## GIVEN INSTRUCTION
Set the following entries down again exactly, line by line.

Stored entries:
┏━━
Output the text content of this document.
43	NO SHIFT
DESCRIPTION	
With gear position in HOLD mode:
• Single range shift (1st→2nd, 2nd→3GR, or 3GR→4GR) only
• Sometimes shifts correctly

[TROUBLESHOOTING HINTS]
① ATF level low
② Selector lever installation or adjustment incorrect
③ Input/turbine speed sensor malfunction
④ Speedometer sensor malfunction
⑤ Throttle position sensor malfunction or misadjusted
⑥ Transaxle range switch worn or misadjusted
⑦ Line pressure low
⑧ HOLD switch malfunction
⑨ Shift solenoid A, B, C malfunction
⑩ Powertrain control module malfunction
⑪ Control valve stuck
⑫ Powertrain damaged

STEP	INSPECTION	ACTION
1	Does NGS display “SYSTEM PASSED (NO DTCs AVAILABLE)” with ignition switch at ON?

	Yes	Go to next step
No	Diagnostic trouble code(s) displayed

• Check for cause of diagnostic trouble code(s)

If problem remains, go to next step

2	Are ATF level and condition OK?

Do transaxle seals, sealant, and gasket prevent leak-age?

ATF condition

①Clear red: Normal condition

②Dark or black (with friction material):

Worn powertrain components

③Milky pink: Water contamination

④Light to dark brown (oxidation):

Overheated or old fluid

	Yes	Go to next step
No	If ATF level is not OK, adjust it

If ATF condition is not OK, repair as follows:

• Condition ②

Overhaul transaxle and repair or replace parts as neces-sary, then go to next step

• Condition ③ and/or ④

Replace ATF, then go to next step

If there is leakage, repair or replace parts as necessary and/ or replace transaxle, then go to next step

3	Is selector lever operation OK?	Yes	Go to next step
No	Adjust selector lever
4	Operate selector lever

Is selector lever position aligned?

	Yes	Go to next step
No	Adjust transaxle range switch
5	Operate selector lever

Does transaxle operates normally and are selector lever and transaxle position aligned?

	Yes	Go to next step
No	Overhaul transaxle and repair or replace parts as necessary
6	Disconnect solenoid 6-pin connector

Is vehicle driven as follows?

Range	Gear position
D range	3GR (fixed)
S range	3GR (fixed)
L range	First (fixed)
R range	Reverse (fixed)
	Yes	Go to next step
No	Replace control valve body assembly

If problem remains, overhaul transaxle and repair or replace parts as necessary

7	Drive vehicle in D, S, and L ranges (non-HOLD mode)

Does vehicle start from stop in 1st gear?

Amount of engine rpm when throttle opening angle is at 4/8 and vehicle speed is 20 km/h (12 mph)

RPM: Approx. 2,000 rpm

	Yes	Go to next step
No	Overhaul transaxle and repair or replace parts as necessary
┗━━
## ANSWER IN FULL
Output the text content of this document.
43	NO SHIFT
DESCRIPTION	
With gear position in HOLD mode:
• Single range shift (1st→2nd, 2nd→3GR, or 3GR→4GR) only
• Sometimes shifts correctly

[TROUBLESHOOTING HINTS]
① ATF level low
② Selector lever installation or adjustment incorrect
③ Input/turbine speed sensor malfunction
④ Speedometer sensor malfunction
⑤ Throttle position sensor malfunction or misadjusted
⑥ Transaxle range switch worn or misadjusted
⑦ Line pressure low
⑧ HOLD switch malfunction
⑨ Shift solenoid A, B, C malfunction
⑩ Powertrain control module malfunction
⑪ Control valve stuck
⑫ Powertrain damaged

STEP	INSPECTION	ACTION
1	Does NGS display “SYSTEM PASSED (NO DTCs AVAILABLE)” with ignition switch at ON?

	Yes	Go to next step
No	Diagnostic trouble code(s) displayed

• Check for cause of diagnostic trouble code(s)

If problem remains, go to next step

2	Are ATF level and condition OK?

Do transaxle seals, sealant, and gasket prevent leak-age?

ATF condition

①Clear red: Normal condition

②Dark or black (with friction material):

Worn powertrain components

③Milky pink: Water contamination

④Light to dark brown (oxidation):

Overheated or old fluid

	Yes	Go to next step
No	If ATF level is not OK, adjust it

If ATF condition is not OK, repair as follows:

• Condition ②

Overhaul transaxle and repair or replace parts as neces-sary, then go to next step

• Condition ③ and/or ④

Replace ATF, then go to next step

If there is leakage, repair or replace parts as necessary and/ or replace transaxle, then go to next step

3	Is selector lever operation OK?	Yes	Go to next step
No	Adjust selector lever
4	Operate selector lever

Is selector lever position aligned?

	Yes	Go to next step
No	Adjust transaxle range switch
5	Operate selector lever

Does transaxle operates normally and are selector lever and transaxle position aligned?

	Yes	Go to next step
No	Overhaul transaxle and repair or replace parts as necessary
6	Disconnect solenoid 6-pin connector

Is vehicle driven as follows?

Range	Gear position
D range	3GR (fixed)
S range	3GR (fixed)
L range	First (fixed)
R range	Reverse (fixed)
	Yes	Go to next step
No	Replace control valve body assembly

If problem remains, overhaul transaxle and repair or replace parts as necessary

7	Drive vehicle in D, S, and L ranges (non-HOLD mode)

Does vehicle start from stop in 1st gear?

Amount of engine rpm when throttle opening angle is at 4/8 and vehicle speed is 20 km/h (12 mph)

RPM: Approx. 2,000 rpm

	Yes	Go to next step
No	Overhaul transaxle and repair or replace parts as necessary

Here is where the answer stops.